[Source data]
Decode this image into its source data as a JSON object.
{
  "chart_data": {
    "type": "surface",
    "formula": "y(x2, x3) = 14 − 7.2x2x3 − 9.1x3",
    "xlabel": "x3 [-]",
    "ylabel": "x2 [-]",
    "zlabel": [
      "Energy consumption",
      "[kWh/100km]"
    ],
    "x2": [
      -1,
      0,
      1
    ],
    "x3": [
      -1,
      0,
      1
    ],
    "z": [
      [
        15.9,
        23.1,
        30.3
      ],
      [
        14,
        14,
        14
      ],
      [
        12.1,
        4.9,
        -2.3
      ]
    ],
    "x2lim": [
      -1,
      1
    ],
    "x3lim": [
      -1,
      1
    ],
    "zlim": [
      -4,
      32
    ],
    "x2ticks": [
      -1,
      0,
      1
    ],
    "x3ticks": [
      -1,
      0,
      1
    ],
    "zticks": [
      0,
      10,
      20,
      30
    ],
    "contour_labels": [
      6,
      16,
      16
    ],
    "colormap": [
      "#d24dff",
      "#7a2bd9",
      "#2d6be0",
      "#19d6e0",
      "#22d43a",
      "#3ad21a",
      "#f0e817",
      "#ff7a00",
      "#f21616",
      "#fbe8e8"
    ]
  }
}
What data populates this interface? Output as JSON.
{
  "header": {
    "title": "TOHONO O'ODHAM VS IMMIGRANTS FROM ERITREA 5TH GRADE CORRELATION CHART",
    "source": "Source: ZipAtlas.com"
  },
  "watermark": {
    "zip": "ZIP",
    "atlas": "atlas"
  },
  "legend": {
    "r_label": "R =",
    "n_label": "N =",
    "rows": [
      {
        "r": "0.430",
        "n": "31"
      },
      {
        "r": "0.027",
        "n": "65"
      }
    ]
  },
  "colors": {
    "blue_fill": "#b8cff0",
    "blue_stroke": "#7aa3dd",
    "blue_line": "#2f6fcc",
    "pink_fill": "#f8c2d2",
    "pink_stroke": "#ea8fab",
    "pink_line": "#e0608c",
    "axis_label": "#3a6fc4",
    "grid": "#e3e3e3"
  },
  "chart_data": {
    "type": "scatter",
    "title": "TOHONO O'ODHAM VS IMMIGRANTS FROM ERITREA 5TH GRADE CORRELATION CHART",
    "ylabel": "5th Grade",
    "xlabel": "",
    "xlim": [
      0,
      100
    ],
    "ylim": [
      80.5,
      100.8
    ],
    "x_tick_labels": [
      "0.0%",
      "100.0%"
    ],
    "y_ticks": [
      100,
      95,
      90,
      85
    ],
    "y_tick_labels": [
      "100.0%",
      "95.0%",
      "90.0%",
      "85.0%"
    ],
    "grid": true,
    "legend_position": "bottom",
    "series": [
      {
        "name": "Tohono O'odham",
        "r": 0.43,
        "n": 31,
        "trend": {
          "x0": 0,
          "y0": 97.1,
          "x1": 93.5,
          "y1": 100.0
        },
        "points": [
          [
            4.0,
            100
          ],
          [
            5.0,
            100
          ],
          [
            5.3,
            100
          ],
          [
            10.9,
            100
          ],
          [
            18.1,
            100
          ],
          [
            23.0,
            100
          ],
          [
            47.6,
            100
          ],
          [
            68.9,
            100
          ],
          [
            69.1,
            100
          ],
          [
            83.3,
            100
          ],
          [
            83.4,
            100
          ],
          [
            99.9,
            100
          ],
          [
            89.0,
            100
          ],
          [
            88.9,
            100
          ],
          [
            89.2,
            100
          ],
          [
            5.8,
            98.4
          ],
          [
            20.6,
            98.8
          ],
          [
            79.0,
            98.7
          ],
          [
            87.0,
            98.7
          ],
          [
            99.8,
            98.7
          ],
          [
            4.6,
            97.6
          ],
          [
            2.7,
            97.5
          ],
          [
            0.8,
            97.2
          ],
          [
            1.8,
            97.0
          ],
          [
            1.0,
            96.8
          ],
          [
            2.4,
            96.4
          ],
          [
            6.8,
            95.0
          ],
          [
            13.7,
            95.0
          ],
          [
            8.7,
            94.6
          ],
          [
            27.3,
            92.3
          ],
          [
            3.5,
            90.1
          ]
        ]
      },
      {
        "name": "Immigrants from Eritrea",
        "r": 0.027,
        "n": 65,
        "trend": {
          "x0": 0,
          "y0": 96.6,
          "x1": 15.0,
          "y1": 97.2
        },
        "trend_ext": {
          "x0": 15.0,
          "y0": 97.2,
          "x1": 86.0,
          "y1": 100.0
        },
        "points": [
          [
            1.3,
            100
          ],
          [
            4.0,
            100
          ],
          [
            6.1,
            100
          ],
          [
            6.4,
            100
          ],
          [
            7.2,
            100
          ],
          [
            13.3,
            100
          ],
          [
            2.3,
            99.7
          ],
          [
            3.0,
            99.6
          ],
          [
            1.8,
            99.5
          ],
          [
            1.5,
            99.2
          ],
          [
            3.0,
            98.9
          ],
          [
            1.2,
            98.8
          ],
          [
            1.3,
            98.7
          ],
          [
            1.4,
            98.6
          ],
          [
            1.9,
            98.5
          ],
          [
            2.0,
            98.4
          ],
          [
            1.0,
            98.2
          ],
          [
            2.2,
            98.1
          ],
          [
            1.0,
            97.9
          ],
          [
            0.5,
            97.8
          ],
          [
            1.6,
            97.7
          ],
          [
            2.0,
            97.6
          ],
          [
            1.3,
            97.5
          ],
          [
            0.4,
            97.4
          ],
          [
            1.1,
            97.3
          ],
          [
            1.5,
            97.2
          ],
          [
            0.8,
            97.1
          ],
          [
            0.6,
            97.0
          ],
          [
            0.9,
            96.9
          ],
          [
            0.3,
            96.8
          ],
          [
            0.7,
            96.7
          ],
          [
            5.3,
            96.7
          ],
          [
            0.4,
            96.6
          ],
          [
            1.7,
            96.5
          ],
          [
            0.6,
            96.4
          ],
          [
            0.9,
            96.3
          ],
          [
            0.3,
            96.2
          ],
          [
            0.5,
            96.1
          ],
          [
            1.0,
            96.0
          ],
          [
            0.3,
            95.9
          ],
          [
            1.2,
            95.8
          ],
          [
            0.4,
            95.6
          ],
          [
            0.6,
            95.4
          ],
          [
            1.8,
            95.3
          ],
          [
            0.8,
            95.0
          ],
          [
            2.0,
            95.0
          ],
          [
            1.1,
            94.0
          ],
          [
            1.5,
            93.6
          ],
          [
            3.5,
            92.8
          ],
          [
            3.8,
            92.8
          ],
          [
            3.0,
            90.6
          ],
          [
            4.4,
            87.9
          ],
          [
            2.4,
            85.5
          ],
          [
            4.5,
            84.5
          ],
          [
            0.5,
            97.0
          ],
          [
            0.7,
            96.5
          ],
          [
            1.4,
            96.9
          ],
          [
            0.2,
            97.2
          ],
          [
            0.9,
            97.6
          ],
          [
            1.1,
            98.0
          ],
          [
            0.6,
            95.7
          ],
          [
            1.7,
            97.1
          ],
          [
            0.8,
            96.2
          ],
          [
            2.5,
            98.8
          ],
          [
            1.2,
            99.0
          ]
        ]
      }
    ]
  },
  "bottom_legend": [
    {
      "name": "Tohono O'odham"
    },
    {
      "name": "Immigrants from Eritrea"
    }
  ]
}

- _Task brief_
Pick out all lines containing the string "JSON".

- _Answer in full_
Decode this image into its source data as a JSON object.
What data populates this interface? Output as JSON.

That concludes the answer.